AIM OF THE TASK ▸ Repeat the whole listing below, word for word.

DATA PROVIDED ▸
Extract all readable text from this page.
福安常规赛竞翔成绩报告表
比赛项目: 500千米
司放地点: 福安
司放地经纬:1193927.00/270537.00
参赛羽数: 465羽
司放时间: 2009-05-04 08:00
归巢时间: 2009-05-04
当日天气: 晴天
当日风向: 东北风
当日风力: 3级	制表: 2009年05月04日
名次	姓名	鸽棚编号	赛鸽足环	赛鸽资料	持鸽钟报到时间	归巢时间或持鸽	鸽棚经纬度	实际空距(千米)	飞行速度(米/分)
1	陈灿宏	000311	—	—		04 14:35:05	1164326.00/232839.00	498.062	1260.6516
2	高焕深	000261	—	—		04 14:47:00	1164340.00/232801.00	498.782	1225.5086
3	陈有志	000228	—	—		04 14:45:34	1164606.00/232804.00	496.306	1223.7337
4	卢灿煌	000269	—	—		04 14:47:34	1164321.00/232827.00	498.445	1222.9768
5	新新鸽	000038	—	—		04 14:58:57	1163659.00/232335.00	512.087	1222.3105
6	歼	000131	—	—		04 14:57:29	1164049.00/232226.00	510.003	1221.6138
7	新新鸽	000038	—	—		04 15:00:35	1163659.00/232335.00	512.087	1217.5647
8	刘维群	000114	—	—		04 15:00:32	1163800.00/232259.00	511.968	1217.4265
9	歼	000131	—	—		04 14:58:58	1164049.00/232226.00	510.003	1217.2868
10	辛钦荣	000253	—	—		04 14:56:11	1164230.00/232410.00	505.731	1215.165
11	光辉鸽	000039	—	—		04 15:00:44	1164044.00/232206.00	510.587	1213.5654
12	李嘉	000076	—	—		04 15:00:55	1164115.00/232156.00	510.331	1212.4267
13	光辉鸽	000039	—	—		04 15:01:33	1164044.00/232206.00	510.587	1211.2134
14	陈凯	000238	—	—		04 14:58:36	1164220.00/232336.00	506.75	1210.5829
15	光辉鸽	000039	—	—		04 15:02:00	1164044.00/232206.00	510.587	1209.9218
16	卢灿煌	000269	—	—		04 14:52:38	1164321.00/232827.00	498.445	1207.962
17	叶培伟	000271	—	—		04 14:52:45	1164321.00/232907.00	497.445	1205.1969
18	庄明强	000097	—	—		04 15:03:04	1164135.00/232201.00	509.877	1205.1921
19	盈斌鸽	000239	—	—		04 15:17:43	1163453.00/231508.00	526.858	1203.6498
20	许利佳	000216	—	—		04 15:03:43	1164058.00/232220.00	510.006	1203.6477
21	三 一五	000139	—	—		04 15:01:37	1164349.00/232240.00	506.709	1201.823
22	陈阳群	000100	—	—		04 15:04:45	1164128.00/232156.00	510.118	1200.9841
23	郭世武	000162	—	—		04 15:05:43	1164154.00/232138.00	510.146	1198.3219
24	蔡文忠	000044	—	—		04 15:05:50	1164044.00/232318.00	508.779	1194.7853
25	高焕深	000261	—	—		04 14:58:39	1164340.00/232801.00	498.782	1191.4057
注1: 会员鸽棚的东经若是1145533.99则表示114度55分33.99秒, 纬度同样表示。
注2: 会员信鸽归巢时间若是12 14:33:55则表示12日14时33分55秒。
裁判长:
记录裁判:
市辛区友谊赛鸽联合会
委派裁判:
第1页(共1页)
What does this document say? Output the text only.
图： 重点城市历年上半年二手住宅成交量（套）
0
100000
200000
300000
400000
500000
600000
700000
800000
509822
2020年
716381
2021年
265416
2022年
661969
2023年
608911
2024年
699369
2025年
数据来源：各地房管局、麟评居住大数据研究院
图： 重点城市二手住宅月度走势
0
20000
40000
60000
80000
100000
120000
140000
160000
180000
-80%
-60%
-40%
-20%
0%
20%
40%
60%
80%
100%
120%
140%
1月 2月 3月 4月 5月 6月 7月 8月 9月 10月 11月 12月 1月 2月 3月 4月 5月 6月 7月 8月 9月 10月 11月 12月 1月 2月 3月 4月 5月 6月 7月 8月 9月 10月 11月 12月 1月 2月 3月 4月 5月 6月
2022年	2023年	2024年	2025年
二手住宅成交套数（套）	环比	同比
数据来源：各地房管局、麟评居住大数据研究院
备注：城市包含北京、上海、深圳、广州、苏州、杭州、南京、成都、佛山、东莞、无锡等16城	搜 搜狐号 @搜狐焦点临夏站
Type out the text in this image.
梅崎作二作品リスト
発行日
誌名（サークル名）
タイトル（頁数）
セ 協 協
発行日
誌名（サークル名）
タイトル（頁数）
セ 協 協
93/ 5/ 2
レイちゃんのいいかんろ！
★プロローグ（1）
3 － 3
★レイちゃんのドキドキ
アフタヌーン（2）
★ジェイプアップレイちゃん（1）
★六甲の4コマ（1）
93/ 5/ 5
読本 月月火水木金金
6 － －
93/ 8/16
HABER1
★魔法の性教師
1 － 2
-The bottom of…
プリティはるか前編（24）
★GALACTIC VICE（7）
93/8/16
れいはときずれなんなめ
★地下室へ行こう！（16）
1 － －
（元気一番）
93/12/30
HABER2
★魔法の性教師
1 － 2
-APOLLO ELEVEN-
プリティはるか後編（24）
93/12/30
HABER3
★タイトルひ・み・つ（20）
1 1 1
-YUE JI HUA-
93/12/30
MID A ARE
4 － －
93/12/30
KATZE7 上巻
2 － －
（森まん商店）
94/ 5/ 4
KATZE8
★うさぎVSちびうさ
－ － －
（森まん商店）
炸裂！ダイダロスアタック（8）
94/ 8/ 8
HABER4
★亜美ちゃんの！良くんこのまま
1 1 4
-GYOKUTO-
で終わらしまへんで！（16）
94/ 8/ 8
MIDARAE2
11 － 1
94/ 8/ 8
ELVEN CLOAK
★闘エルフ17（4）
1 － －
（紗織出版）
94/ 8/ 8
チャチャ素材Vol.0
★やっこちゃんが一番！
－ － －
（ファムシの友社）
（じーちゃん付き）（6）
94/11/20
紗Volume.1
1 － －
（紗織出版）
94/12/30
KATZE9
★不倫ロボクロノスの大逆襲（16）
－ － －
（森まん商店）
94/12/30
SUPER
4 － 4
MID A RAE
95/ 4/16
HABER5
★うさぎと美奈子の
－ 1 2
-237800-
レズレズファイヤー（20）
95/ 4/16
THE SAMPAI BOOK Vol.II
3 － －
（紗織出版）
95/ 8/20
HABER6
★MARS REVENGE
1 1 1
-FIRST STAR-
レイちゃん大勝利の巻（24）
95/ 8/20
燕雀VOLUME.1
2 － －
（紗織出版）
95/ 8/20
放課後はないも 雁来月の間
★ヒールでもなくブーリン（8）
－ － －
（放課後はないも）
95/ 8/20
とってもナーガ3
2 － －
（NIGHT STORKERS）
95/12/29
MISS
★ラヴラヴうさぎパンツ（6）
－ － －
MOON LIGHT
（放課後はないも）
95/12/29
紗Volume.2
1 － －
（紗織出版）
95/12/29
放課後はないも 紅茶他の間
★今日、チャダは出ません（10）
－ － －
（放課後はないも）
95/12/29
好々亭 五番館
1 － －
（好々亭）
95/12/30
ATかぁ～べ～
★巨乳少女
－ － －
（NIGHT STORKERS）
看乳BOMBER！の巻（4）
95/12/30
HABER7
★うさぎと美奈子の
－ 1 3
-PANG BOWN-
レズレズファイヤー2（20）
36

EXERCISE ANSWER ▸
Extract all readable text from this page.
福安常规赛竞翔成绩报告表
比赛项目: 500千米
司放地点: 福安
司放地经纬:1193927.00/270537.00
参赛羽数: 465羽
司放时间: 2009-05-04 08:00
归巢时间: 2009-05-04
当日天气: 晴天
当日风向: 东北风
当日风力: 3级	制表: 2009年05月04日
名次	姓名	鸽棚编号	赛鸽足环	赛鸽资料	持鸽钟报到时间	归巢时间或持鸽	鸽棚经纬度	实际空距(千米)	飞行速度(米/分)
1	陈灿宏	000311	—	—		04 14:35:05	1164326.00/232839.00	498.062	1260.6516
2	高焕深	000261	—	—		04 14:47:00	1164340.00/232801.00	498.782	1225.5086
3	陈有志	000228	—	—		04 14:45:34	1164606.00/232804.00	496.306	1223.7337
4	卢灿煌	000269	—	—		04 14:47:34	1164321.00/232827.00	498.445	1222.9768
5	新新鸽	000038	—	—		04 14:58:57	1163659.00/232335.00	512.087	1222.3105
6	歼	000131	—	—		04 14:57:29	1164049.00/232226.00	510.003	1221.6138
7	新新鸽	000038	—	—		04 15:00:35	1163659.00/232335.00	512.087	1217.5647
8	刘维群	000114	—	—		04 15:00:32	1163800.00/232259.00	511.968	1217.4265
9	歼	000131	—	—		04 14:58:58	1164049.00/232226.00	510.003	1217.2868
10	辛钦荣	000253	—	—		04 14:56:11	1164230.00/232410.00	505.731	1215.165
11	光辉鸽	000039	—	—		04 15:00:44	1164044.00/232206.00	510.587	1213.5654
12	李嘉	000076	—	—		04 15:00:55	1164115.00/232156.00	510.331	1212.4267
13	光辉鸽	000039	—	—		04 15:01:33	1164044.00/232206.00	510.587	1211.2134
14	陈凯	000238	—	—		04 14:58:36	1164220.00/232336.00	506.75	1210.5829
15	光辉鸽	000039	—	—		04 15:02:00	1164044.00/232206.00	510.587	1209.9218
16	卢灿煌	000269	—	—		04 14:52:38	1164321.00/232827.00	498.445	1207.962
17	叶培伟	000271	—	—		04 14:52:45	1164321.00/232907.00	497.445	1205.1969
18	庄明强	000097	—	—		04 15:03:04	1164135.00/232201.00	509.877	1205.1921
19	盈斌鸽	000239	—	—		04 15:17:43	1163453.00/231508.00	526.858	1203.6498
20	许利佳	000216	—	—		04 15:03:43	1164058.00/232220.00	510.006	1203.6477
21	三 一五	000139	—	—		04 15:01:37	1164349.00/232240.00	506.709	1201.823
22	陈阳群	000100	—	—		04 15:04:45	1164128.00/232156.00	510.118	1200.9841
23	郭世武	000162	—	—		04 15:05:43	1164154.00/232138.00	510.146	1198.3219
24	蔡文忠	000044	—	—		04 15:05:50	1164044.00/232318.00	508.779	1194.7853
25	高焕深	000261	—	—		04 14:58:39	1164340.00/232801.00	498.782	1191.4057
注1: 会员鸽棚的东经若是1145533.99则表示114度55分33.99秒, 纬度同样表示。
注2: 会员信鸽归巢时间若是12 14:33:55则表示12日14时33分55秒。
裁判长:
记录裁判:
市辛区友谊赛鸽联合会
委派裁判:
第1页(共1页)
What does this document say? Output the text only.
图： 重点城市历年上半年二手住宅成交量（套）
0
100000
200000
300000
400000
500000
600000
700000
800000
509822
2020年
716381
2021年
265416
2022年
661969
2023年
608911
2024年
699369
2025年
数据来源：各地房管局、麟评居住大数据研究院
图： 重点城市二手住宅月度走势
0
20000
40000
60000
80000
100000
120000
140000
160000
180000
-80%
-60%
-40%
-20%
0%
20%
40%
60%
80%
100%
120%
140%
1月 2月 3月 4月 5月 6月 7月 8月 9月 10月 11月 12月 1月 2月 3月 4月 5月 6月 7月 8月 9月 10月 11月 12月 1月 2月 3月 4月 5月 6月 7月 8月 9月 10月 11月 12月 1月 2月 3月 4月 5月 6月
2022年	2023年	2024年	2025年
二手住宅成交套数（套）	环比	同比
数据来源：各地房管局、麟评居住大数据研究院
备注：城市包含北京、上海、深圳、广州、苏州、杭州、南京、成都、佛山、东莞、无锡等16城	搜 搜狐号 @搜狐焦点临夏站
Type out the text in this image.
梅崎作二作品リスト
発行日
誌名（サークル名）
タイトル（頁数）
セ 協 協
発行日
誌名（サークル名）
タイトル（頁数）
セ 協 協
93/ 5/ 2
レイちゃんのいいかんろ！
★プロローグ（1）
3 － 3
★レイちゃんのドキドキ
アフタヌーン（2）
★ジェイプアップレイちゃん（1）
★六甲の4コマ（1）
93/ 5/ 5
読本 月月火水木金金
6 － －
93/ 8/16
HABER1
★魔法の性教師
1 － 2
-The bottom of…
プリティはるか前編（24）
★GALACTIC VICE（7）
93/8/16
れいはときずれなんなめ
★地下室へ行こう！（16）
1 － －
（元気一番）
93/12/30
HABER2
★魔法の性教師
1 － 2
-APOLLO ELEVEN-
プリティはるか後編（24）
93/12/30
HABER3
★タイトルひ・み・つ（20）
1 1 1
-YUE JI HUA-
93/12/30
MID A ARE
4 － －
93/12/30
KATZE7 上巻
2 － －
（森まん商店）
94/ 5/ 4
KATZE8
★うさぎVSちびうさ
－ － －
（森まん商店）
炸裂！ダイダロスアタック（8）
94/ 8/ 8
HABER4
★亜美ちゃんの！良くんこのまま
1 1 4
-GYOKUTO-
で終わらしまへんで！（16）
94/ 8/ 8
MIDARAE2
11 － 1
94/ 8/ 8
ELVEN CLOAK
★闘エルフ17（4）
1 － －
（紗織出版）
94/ 8/ 8
チャチャ素材Vol.0
★やっこちゃんが一番！
－ － －
（ファムシの友社）
（じーちゃん付き）（6）
94/11/20
紗Volume.1
1 － －
（紗織出版）
94/12/30
KATZE9
★不倫ロボクロノスの大逆襲（16）
－ － －
（森まん商店）
94/12/30
SUPER
4 － 4
MID A RAE
95/ 4/16
HABER5
★うさぎと美奈子の
－ 1 2
-237800-
レズレズファイヤー（20）
95/ 4/16
THE SAMPAI BOOK Vol.II
3 － －
（紗織出版）
95/ 8/20
HABER6
★MARS REVENGE
1 1 1
-FIRST STAR-
レイちゃん大勝利の巻（24）
95/ 8/20
燕雀VOLUME.1
2 － －
（紗織出版）
95/ 8/20
放課後はないも 雁来月の間
★ヒールでもなくブーリン（8）
－ － －
（放課後はないも）
95/ 8/20
とってもナーガ3
2 － －
（NIGHT STORKERS）
95/12/29
MISS
★ラヴラヴうさぎパンツ（6）
－ － －
MOON LIGHT
（放課後はないも）
95/12/29
紗Volume.2
1 － －
（紗織出版）
95/12/29
放課後はないも 紅茶他の間
★今日、チャダは出ません（10）
－ － －
（放課後はないも）
95/12/29
好々亭 五番館
1 － －
（好々亭）
95/12/30
ATかぁ～べ～
★巨乳少女
－ － －
（NIGHT STORKERS）
看乳BOMBER！の巻（4）
95/12/30
HABER7
★うさぎと美奈子の
－ 1 3
-PANG BOWN-
レズレズファイヤー2（20）
36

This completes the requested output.